Stored data
○ ○ ○ ○ ○

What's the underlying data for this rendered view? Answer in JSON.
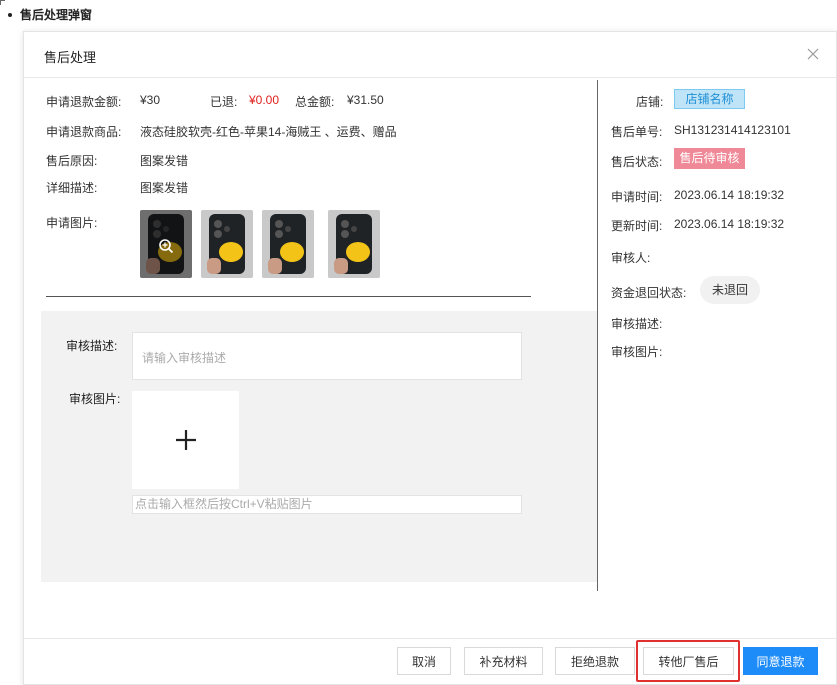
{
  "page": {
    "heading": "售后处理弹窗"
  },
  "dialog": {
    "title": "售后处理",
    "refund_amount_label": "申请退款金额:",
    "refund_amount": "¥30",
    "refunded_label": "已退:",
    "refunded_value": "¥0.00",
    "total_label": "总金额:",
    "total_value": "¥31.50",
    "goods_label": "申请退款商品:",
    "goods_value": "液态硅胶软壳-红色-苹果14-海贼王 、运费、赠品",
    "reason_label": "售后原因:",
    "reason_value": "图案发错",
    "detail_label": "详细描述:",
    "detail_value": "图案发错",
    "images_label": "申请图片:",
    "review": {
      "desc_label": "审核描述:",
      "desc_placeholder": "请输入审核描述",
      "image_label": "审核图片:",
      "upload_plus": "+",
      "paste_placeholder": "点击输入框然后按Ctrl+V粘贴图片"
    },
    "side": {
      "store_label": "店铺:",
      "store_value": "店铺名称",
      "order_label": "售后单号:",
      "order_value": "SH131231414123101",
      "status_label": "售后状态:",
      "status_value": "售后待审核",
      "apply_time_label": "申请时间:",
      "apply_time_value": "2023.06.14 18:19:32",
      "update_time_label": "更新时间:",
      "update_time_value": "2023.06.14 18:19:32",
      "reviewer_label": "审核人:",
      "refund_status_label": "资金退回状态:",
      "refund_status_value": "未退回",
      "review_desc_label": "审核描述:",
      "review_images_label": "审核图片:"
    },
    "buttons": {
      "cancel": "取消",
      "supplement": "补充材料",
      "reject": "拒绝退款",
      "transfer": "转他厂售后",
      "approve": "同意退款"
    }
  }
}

○ ○ ○ ○ ○

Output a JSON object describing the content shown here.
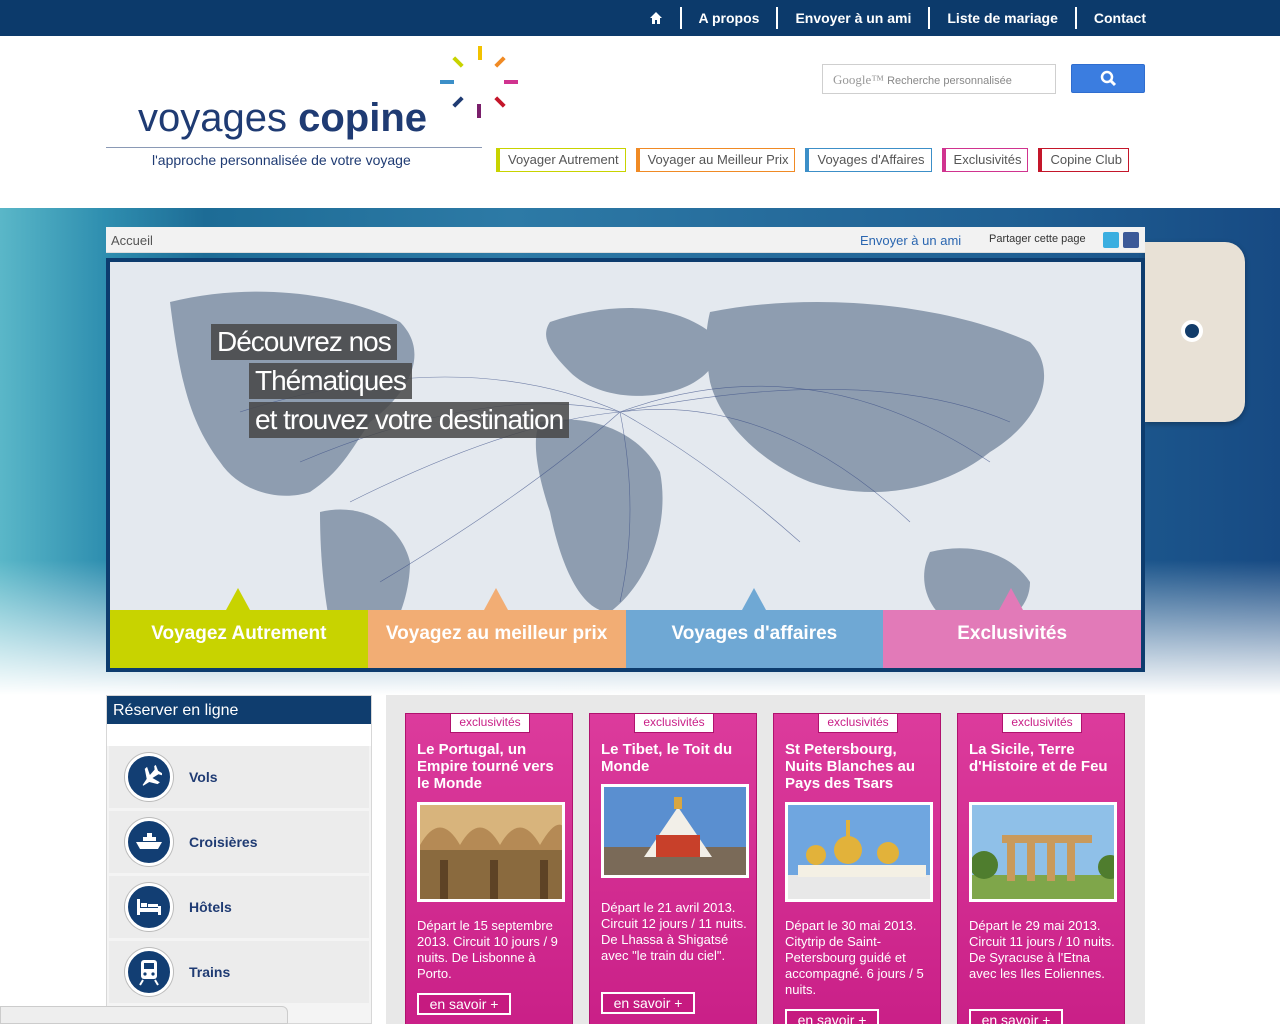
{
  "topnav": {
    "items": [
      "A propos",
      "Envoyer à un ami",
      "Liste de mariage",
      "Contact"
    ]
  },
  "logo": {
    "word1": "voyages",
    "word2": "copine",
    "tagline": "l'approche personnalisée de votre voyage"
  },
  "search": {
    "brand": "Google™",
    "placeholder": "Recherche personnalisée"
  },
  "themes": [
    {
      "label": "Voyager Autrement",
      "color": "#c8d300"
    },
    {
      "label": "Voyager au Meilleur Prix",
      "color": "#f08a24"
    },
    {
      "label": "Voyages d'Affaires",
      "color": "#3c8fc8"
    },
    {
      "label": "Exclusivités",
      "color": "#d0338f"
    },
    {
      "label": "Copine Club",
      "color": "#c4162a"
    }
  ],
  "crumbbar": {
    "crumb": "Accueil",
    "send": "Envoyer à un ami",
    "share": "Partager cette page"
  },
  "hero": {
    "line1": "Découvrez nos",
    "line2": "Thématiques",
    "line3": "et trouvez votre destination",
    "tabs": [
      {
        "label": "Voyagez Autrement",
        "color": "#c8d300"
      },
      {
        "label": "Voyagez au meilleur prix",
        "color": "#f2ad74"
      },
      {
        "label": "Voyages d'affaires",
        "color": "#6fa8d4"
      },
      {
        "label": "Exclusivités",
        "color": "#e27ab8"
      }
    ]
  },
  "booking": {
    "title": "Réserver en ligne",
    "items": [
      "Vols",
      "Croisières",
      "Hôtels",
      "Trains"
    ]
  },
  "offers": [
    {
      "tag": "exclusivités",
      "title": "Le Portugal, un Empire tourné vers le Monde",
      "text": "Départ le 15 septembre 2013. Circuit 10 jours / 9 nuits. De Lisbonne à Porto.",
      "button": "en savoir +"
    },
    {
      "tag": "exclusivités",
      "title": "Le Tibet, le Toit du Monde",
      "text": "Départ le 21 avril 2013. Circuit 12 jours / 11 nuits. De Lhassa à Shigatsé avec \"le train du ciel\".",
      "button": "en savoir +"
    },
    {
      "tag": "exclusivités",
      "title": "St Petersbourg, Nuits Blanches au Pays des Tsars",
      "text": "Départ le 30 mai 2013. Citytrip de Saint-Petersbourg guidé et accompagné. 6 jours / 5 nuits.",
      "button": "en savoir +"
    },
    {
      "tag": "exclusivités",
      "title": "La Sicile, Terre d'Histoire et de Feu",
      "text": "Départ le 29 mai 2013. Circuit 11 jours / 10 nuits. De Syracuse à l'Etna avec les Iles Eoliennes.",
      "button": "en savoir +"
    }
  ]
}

○ ○ ○ ○ ○

** What is being asked **
Your task is to collect every line above that contains the word "Voyagez".

** Task result **
        "label": "Voyagez Autrement",
        "label": "Voyagez au meilleur prix",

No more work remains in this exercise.